▶ _Task directions_
Lines that hold the string "strong" are to be counted; give only their number.

## BEGIN Records provided

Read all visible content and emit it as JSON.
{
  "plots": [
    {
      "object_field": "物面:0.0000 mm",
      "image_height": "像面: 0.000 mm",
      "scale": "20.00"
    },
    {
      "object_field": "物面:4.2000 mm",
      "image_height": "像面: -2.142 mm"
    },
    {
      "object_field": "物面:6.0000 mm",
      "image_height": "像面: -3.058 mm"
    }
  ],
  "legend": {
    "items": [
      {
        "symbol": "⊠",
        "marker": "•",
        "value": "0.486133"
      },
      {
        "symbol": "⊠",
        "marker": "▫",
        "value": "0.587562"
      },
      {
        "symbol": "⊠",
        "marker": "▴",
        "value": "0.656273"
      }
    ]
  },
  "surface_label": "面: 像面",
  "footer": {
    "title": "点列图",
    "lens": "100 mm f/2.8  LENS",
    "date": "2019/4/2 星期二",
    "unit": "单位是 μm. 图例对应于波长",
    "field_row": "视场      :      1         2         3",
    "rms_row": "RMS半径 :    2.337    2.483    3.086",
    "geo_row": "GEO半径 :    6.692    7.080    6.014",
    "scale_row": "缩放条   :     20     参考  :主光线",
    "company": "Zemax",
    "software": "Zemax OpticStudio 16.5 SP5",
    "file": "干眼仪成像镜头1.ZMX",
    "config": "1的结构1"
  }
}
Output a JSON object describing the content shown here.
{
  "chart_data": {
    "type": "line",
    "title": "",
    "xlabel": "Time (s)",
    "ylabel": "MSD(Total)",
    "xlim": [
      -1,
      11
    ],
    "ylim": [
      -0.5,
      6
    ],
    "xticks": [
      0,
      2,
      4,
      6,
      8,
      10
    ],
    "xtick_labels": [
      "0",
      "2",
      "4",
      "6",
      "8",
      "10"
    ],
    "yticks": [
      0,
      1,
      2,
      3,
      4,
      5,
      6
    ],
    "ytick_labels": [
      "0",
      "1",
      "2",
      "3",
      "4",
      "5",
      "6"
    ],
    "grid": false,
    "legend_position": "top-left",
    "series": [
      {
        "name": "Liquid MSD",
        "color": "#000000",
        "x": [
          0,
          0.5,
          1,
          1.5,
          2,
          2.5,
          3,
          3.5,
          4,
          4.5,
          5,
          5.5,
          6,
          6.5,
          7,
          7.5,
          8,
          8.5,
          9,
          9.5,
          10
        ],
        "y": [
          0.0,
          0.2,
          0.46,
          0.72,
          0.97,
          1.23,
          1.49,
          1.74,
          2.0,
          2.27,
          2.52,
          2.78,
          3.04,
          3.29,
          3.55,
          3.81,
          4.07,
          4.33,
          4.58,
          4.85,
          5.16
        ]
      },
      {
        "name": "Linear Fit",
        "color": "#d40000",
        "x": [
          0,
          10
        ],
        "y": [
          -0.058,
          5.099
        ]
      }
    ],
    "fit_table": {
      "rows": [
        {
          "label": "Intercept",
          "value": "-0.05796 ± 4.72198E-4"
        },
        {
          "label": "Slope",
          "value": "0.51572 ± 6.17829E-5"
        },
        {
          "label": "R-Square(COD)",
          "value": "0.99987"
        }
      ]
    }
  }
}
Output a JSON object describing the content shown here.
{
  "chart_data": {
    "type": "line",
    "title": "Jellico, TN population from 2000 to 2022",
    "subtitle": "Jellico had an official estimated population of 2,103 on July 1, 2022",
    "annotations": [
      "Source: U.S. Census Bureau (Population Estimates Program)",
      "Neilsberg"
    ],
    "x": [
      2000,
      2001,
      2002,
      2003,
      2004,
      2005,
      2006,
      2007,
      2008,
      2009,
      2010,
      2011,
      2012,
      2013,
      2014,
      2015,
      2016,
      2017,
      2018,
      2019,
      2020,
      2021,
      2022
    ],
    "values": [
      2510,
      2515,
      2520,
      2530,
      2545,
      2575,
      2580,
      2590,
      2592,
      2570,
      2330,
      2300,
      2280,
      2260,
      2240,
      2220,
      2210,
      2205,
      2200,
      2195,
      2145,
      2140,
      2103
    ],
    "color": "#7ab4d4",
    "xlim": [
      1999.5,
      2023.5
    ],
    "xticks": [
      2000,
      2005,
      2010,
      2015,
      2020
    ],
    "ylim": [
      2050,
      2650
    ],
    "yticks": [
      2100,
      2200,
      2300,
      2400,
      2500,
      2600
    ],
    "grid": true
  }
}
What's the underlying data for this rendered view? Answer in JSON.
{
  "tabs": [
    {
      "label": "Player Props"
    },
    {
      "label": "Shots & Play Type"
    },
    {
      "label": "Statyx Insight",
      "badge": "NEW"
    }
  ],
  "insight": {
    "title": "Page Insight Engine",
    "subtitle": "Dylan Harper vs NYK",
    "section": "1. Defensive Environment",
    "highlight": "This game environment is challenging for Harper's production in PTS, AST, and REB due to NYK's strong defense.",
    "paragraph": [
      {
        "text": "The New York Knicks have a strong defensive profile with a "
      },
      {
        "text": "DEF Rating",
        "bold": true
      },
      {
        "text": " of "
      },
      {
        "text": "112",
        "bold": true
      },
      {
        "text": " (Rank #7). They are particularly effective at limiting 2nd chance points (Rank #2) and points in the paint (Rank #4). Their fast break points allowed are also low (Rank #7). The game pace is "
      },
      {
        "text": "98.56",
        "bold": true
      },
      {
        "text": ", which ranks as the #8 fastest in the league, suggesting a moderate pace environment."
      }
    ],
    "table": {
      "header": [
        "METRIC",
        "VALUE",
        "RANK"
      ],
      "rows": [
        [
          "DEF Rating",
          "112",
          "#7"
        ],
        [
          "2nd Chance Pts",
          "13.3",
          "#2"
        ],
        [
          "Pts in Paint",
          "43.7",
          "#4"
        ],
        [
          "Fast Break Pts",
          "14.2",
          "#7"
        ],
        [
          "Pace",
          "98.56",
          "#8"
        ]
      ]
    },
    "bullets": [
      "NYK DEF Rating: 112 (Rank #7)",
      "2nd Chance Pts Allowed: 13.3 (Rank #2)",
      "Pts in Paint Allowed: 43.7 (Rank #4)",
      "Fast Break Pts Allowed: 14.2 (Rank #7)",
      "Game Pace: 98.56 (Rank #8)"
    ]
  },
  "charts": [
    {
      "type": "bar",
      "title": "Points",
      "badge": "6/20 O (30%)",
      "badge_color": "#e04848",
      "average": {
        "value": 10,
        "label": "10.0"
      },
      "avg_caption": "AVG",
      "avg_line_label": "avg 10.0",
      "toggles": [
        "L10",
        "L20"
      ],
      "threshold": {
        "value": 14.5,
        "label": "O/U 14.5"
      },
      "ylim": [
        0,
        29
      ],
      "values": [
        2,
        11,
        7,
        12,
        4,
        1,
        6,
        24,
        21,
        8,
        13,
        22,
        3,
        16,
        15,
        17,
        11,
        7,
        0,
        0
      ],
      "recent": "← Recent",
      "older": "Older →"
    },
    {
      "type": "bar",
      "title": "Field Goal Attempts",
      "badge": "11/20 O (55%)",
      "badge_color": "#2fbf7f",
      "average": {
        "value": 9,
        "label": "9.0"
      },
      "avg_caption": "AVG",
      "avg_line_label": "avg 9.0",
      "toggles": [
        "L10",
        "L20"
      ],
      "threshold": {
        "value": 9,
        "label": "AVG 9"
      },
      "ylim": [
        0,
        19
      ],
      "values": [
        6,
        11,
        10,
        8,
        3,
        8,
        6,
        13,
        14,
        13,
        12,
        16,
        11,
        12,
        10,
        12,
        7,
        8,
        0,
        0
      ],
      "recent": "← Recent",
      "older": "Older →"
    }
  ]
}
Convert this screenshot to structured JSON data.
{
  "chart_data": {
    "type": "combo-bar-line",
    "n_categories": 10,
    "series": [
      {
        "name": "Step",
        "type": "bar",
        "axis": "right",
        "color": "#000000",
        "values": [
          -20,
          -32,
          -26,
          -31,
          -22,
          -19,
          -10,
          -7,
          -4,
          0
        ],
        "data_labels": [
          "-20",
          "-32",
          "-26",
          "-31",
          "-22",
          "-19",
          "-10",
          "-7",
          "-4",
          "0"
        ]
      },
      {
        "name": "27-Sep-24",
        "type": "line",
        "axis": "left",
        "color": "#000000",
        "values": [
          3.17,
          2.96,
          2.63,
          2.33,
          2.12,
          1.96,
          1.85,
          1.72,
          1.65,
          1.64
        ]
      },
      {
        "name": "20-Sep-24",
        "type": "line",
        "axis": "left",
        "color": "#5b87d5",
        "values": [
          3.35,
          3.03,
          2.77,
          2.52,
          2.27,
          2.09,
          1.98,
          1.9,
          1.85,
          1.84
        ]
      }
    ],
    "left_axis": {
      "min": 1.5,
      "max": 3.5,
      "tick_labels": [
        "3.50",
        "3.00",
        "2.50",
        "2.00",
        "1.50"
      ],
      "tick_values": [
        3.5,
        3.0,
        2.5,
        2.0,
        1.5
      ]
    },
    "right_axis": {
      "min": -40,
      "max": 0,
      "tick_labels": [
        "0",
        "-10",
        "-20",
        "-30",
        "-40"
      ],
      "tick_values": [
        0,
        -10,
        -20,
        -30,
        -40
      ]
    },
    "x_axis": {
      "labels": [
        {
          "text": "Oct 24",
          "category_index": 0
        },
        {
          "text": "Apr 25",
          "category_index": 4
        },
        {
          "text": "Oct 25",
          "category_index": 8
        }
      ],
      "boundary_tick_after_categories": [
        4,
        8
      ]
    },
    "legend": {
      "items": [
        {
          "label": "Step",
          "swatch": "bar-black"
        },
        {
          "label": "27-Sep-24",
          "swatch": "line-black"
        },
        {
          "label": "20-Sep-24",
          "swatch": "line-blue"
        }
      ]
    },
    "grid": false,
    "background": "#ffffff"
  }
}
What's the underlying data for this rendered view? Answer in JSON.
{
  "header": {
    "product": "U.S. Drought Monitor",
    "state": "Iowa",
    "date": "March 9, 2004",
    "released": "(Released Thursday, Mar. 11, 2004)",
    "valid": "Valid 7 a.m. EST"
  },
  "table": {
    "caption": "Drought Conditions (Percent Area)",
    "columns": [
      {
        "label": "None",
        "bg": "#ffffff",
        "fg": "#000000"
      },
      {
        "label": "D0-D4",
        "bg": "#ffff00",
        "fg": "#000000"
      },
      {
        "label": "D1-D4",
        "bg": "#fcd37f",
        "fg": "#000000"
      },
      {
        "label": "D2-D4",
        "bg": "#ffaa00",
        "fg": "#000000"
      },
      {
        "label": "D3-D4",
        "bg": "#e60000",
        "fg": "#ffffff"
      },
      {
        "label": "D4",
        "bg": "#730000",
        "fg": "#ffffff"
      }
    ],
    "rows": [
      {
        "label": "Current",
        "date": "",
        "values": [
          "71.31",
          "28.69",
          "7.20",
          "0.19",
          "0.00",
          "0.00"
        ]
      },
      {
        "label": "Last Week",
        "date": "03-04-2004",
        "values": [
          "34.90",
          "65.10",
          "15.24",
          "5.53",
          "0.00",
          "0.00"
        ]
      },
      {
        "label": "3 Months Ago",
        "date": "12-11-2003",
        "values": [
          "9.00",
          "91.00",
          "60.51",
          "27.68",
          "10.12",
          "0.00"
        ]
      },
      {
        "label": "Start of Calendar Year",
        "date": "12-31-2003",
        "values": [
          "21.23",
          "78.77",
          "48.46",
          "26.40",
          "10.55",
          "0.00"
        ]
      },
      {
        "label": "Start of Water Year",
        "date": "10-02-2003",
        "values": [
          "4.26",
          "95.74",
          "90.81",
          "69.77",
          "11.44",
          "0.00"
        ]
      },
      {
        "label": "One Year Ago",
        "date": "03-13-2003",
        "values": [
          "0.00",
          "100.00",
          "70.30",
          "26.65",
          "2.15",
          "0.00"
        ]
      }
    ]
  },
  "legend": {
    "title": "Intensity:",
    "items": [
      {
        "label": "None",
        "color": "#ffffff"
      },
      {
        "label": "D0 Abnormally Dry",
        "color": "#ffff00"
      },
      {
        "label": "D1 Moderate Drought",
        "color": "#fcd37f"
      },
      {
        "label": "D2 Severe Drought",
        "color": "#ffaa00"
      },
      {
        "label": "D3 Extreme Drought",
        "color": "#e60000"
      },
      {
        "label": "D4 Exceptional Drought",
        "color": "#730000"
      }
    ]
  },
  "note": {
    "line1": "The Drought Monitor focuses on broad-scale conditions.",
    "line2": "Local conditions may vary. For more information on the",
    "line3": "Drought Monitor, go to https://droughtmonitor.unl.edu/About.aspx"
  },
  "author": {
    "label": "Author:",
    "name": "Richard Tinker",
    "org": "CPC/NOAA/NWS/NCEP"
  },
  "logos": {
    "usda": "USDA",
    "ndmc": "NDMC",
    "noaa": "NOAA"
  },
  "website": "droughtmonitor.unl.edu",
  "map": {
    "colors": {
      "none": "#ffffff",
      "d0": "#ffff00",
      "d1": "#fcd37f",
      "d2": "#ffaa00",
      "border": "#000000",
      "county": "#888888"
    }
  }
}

## END Records provided

▶ _Exercise result_
2